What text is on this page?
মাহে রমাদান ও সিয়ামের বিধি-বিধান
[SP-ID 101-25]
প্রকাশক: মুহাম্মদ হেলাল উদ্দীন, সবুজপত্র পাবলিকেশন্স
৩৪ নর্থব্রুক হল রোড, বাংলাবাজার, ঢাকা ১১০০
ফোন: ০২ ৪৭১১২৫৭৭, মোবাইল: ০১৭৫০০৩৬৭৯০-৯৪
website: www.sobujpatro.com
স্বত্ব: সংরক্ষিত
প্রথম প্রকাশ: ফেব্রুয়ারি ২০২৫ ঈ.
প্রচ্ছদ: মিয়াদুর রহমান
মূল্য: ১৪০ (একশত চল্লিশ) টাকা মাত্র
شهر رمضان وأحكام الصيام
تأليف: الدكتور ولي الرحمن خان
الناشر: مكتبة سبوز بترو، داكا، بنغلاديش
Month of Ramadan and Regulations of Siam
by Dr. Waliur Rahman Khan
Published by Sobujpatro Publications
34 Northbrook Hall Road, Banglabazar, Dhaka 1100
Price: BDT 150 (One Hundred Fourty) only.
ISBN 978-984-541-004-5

######

STATED GOAL – Exactly as written above, please repeat the entries.

SOLVED PROBLEM –
What text is on this page?
মাহে রমাদান ও সিয়ামের বিধি-বিধান
[SP-ID 101-25]
প্রকাশক: মুহাম্মদ হেলাল উদ্দীন, সবুজপত্র পাবলিকেশন্স
৩৪ নর্থব্রুক হল রোড, বাংলাবাজার, ঢাকা ১১০০
ফোন: ০২ ৪৭১১২৫৭৭, মোবাইল: ০১৭৫০০৩৬৭৯০-৯৪
website: www.sobujpatro.com
স্বত্ব: সংরক্ষিত
প্রথম প্রকাশ: ফেব্রুয়ারি ২০২৫ ঈ.
প্রচ্ছদ: মিয়াদুর রহমান
মূল্য: ১৪০ (একশত চল্লিশ) টাকা মাত্র
شهر رمضان وأحكام الصيام
تأليف: الدكتور ولي الرحمن خان
الناشر: مكتبة سبوز بترو، داكا، بنغلاديش
Month of Ramadan and Regulations of Siam
by Dr. Waliur Rahman Khan
Published by Sobujpatro Publications
34 Northbrook Hall Road, Banglabazar, Dhaka 1100
Price: BDT 150 (One Hundred Fourty) only.
ISBN 978-984-541-004-5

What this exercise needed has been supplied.